[EXERCISE TASK] Below is a listing. Gather each line of it that contains "move".

··· DATA FOR THIS EXERCISE ···

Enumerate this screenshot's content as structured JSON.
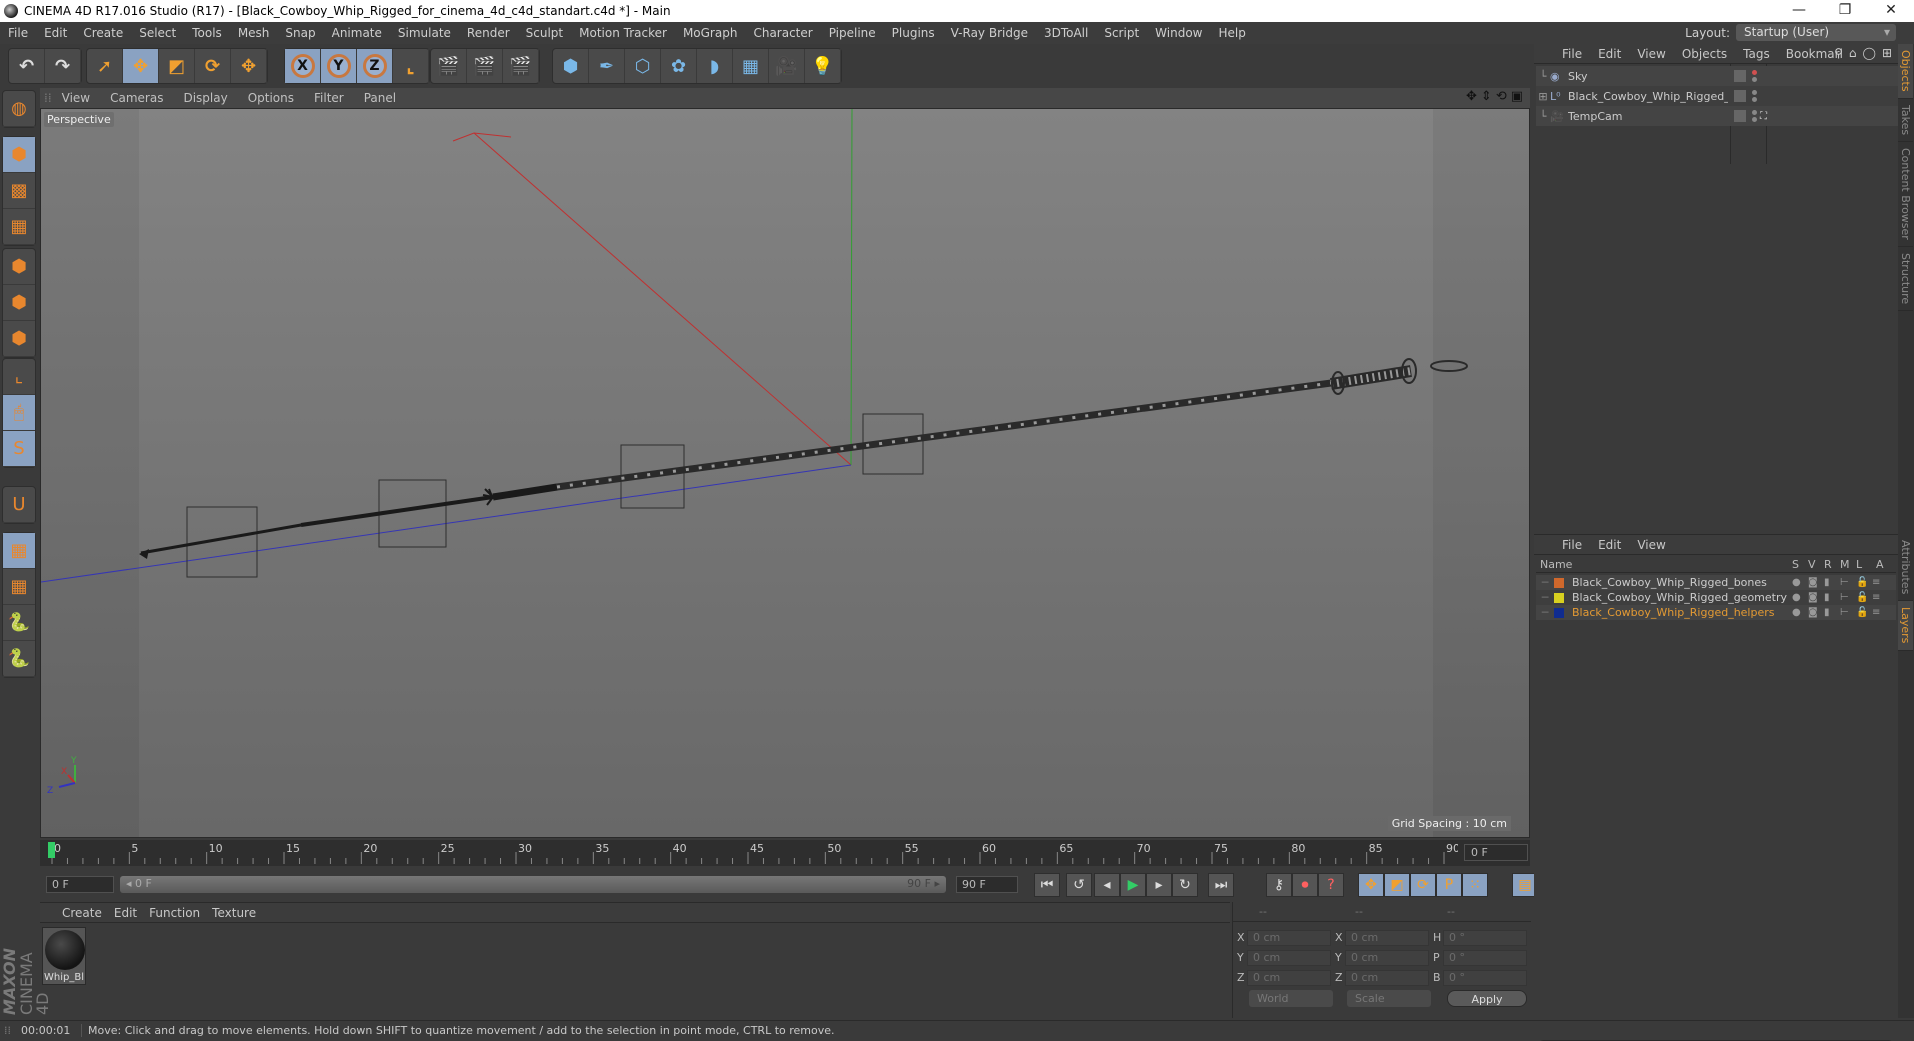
{
  "window": {
    "title": "CINEMA 4D R17.016 Studio (R17) - [Black_Cowboy_Whip_Rigged_for_cinema_4d_c4d_standart.c4d *] - Main",
    "controls": [
      "minimize",
      "restore",
      "close"
    ]
  },
  "menubar": {
    "items": [
      "File",
      "Edit",
      "Create",
      "Select",
      "Tools",
      "Mesh",
      "Snap",
      "Animate",
      "Simulate",
      "Render",
      "Sculpt",
      "Motion Tracker",
      "MoGraph",
      "Character",
      "Pipeline",
      "Plugins",
      "V-Ray Bridge",
      "3DToAll",
      "Script",
      "Window",
      "Help"
    ],
    "layout_label": "Layout:",
    "layout_value": "Startup (User)"
  },
  "toolbar": {
    "groups": [
      {
        "name": "history",
        "buttons": [
          {
            "icon": "undo-icon",
            "glyph": "↶"
          },
          {
            "icon": "redo-icon",
            "glyph": "↷"
          }
        ]
      },
      {
        "name": "tools",
        "buttons": [
          {
            "icon": "select-arrow-icon",
            "glyph": "➚",
            "active": false
          },
          {
            "icon": "move-icon",
            "glyph": "✥",
            "active": true
          },
          {
            "icon": "scale-icon",
            "glyph": "◩",
            "active": false
          },
          {
            "icon": "rotate-icon",
            "glyph": "⟳",
            "active": false
          },
          {
            "icon": "live-selection-move-icon",
            "glyph": "✥",
            "active": false
          }
        ]
      },
      {
        "name": "axes",
        "buttons": [
          {
            "icon": "x-axis-lock-icon",
            "glyph": "X",
            "active": true
          },
          {
            "icon": "y-axis-lock-icon",
            "glyph": "Y",
            "active": true
          },
          {
            "icon": "z-axis-lock-icon",
            "glyph": "Z",
            "active": true
          },
          {
            "icon": "coordinate-system-icon",
            "glyph": "⌞",
            "active": false
          }
        ]
      },
      {
        "name": "render",
        "buttons": [
          {
            "icon": "render-view-icon",
            "glyph": "🎬"
          },
          {
            "icon": "render-picture-viewer-icon",
            "glyph": "🎬"
          },
          {
            "icon": "render-settings-icon",
            "glyph": "🎬"
          }
        ]
      },
      {
        "name": "create",
        "buttons": [
          {
            "icon": "cube-primitive-icon",
            "glyph": "⬢"
          },
          {
            "icon": "pen-spline-icon",
            "glyph": "✒"
          },
          {
            "icon": "subdivision-nurbs-icon",
            "glyph": "⬡"
          },
          {
            "icon": "mograph-cloner-icon",
            "glyph": "✿"
          },
          {
            "icon": "deformer-bend-icon",
            "glyph": "◗"
          },
          {
            "icon": "floor-scene-icon",
            "glyph": "▦"
          },
          {
            "icon": "camera-icon",
            "glyph": "🎥"
          },
          {
            "icon": "light-bulb-icon",
            "glyph": "💡"
          }
        ]
      }
    ]
  },
  "left_tools": [
    {
      "icon": "make-editable-icon",
      "glyph": "◍",
      "active": false,
      "group": 0
    },
    {
      "icon": "model-mode-icon",
      "glyph": "⬢",
      "active": true,
      "group": 1
    },
    {
      "icon": "texture-mode-icon",
      "glyph": "▩",
      "active": false,
      "group": 1
    },
    {
      "icon": "workplane-mode-icon",
      "glyph": "▦",
      "active": false,
      "group": 1
    },
    {
      "icon": "points-mode-icon",
      "glyph": "⬢",
      "active": false,
      "group": 2
    },
    {
      "icon": "edges-mode-icon",
      "glyph": "⬢",
      "active": false,
      "group": 2
    },
    {
      "icon": "polygons-mode-icon",
      "glyph": "⬢",
      "active": false,
      "group": 2
    },
    {
      "icon": "axis-mode-icon",
      "glyph": "⌞",
      "active": false,
      "group": 3
    },
    {
      "icon": "tweak-mode-icon",
      "glyph": "🖱",
      "active": true,
      "group": 3
    },
    {
      "icon": "solo-mode-icon",
      "glyph": "S",
      "active": true,
      "group": 3
    },
    {
      "icon": "snap-magnet-icon",
      "glyph": "U",
      "active": false,
      "group": 4
    },
    {
      "icon": "workplane-lock-icon",
      "glyph": "▦",
      "active": true,
      "group": 5
    },
    {
      "icon": "workplane-align-icon",
      "glyph": "▦",
      "active": false,
      "group": 5
    },
    {
      "icon": "python-script-icon",
      "glyph": "🐍",
      "active": false,
      "group": 5
    },
    {
      "icon": "python-script-2-icon",
      "glyph": "🐍",
      "active": false,
      "group": 5
    }
  ],
  "viewport": {
    "menu": [
      "View",
      "Cameras",
      "Display",
      "Options",
      "Filter",
      "Panel"
    ],
    "camera_label": "Perspective",
    "grid_spacing": "Grid Spacing : 10 cm",
    "nav_icons": [
      "move-view-icon",
      "dolly-view-icon",
      "rotate-view-icon",
      "toggle-layout-icon"
    ],
    "axis_labels": {
      "x": "X",
      "y": "Y",
      "z": "Z"
    },
    "colors": {
      "x_axis": "#c03030",
      "y_axis": "#30a030",
      "z_axis": "#3030b0",
      "wire": "#1e1e1e"
    }
  },
  "timeline": {
    "ticks": [
      "0",
      "5",
      "10",
      "15",
      "20",
      "25",
      "30",
      "35",
      "40",
      "45",
      "50",
      "55",
      "60",
      "65",
      "70",
      "75",
      "80",
      "85",
      "90"
    ],
    "range_min": 0,
    "range_max": 90,
    "current_frame": 0,
    "current_frame_field": "0 F",
    "playhead_color": "#33cc66"
  },
  "transport": {
    "start_field": "0 F",
    "range_start": "◂ 0 F",
    "range_end": "90 F ▸",
    "end_field": "90 F",
    "buttons": [
      {
        "icon": "goto-start-icon",
        "glyph": "⏮"
      },
      {
        "icon": "prev-key-icon",
        "glyph": "↺"
      },
      {
        "icon": "prev-frame-icon",
        "glyph": "◂"
      },
      {
        "icon": "play-icon",
        "glyph": "▶"
      },
      {
        "icon": "next-frame-icon",
        "glyph": "▸"
      },
      {
        "icon": "next-key-icon",
        "glyph": "↻"
      },
      {
        "icon": "goto-end-icon",
        "glyph": "⏭"
      },
      {
        "icon": "keyframe-record-disabled-icon",
        "glyph": "⚷"
      },
      {
        "icon": "autokey-record-icon",
        "glyph": "⏺"
      },
      {
        "icon": "keyframe-selection-icon",
        "glyph": "?"
      },
      {
        "icon": "key-position-icon",
        "glyph": "✥"
      },
      {
        "icon": "key-scale-icon",
        "glyph": "◩"
      },
      {
        "icon": "key-rotation-icon",
        "glyph": "⟳"
      },
      {
        "icon": "key-parameter-icon",
        "glyph": "P"
      },
      {
        "icon": "key-point-level-icon",
        "glyph": "⁙"
      },
      {
        "icon": "timeline-window-icon",
        "glyph": "▤"
      }
    ]
  },
  "material_panel": {
    "menu": [
      "Create",
      "Edit",
      "Function",
      "Texture"
    ],
    "materials": [
      {
        "name": "Whip_Bl"
      }
    ]
  },
  "coordinates_panel": {
    "headers": [
      "--",
      "--",
      "--"
    ],
    "rows": [
      {
        "pos_label": "X",
        "pos": "0 cm",
        "size_label": "X",
        "size": "0 cm",
        "rot_label": "H",
        "rot": "0 °"
      },
      {
        "pos_label": "Y",
        "pos": "0 cm",
        "size_label": "Y",
        "size": "0 cm",
        "rot_label": "P",
        "rot": "0 °"
      },
      {
        "pos_label": "Z",
        "pos": "0 cm",
        "size_label": "Z",
        "size": "0 cm",
        "rot_label": "B",
        "rot": "0 °"
      }
    ],
    "coord_system": "World",
    "transform_mode": "Scale",
    "apply_label": "Apply"
  },
  "objects_panel": {
    "menu": [
      "File",
      "Edit",
      "View",
      "Objects",
      "Tags",
      "Bookmarl"
    ],
    "tool_icons": [
      "search-icon",
      "home-icon",
      "visibility-icon",
      "new-panel-icon"
    ],
    "objects": [
      {
        "name": "Sky",
        "icon": "sky-sphere-icon",
        "expandable": false,
        "dot_color": "#d05050",
        "tag": ""
      },
      {
        "name": "Black_Cowboy_Whip_Rigged_",
        "icon": "null-object-icon",
        "expandable": true,
        "dot_color": "#888888",
        "tag": ""
      },
      {
        "name": "TempCam",
        "icon": "camera-object-icon",
        "expandable": false,
        "dot_color": "#888888",
        "tag": "target-tag-icon"
      }
    ]
  },
  "layers_panel": {
    "menu": [
      "File",
      "Edit",
      "View"
    ],
    "columns": [
      "Name",
      "S",
      "V",
      "R",
      "M",
      "L",
      "A"
    ],
    "layers": [
      {
        "name": "Black_Cowboy_Whip_Rigged_bones",
        "color": "#d0682c",
        "highlight": false
      },
      {
        "name": "Black_Cowboy_Whip_Rigged_geometry",
        "color": "#d8d020",
        "highlight": false
      },
      {
        "name": "Black_Cowboy_Whip_Rigged_helpers",
        "color": "#102c90",
        "highlight": true
      }
    ],
    "highlight_color": "#e39a34"
  },
  "side_tabs_top": [
    {
      "label": "Objects",
      "active": true
    },
    {
      "label": "Takes",
      "active": false
    },
    {
      "label": "Content Browser",
      "active": false
    },
    {
      "label": "Structure",
      "active": false
    }
  ],
  "side_tabs_bottom": [
    {
      "label": "Attributes",
      "active": false
    },
    {
      "label": "Layers",
      "active": true
    }
  ],
  "branding": {
    "maxon": "MAXON",
    "product": "CINEMA 4D"
  },
  "statusbar": {
    "time": "00:00:01",
    "message": "Move: Click and drag to move elements. Hold down SHIFT to quantize movement / add to the selection in point mode, CTRL to remove."
  }
}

···

[CORRECT RESULT]
            "icon": "move-icon",
            "icon": "live-selection-move-icon",
      "move-view-icon",
    "message": "Move: Click and drag to move elements. Hold down SHIFT to quantize movement / add to the selection in point mode, CTRL to remove."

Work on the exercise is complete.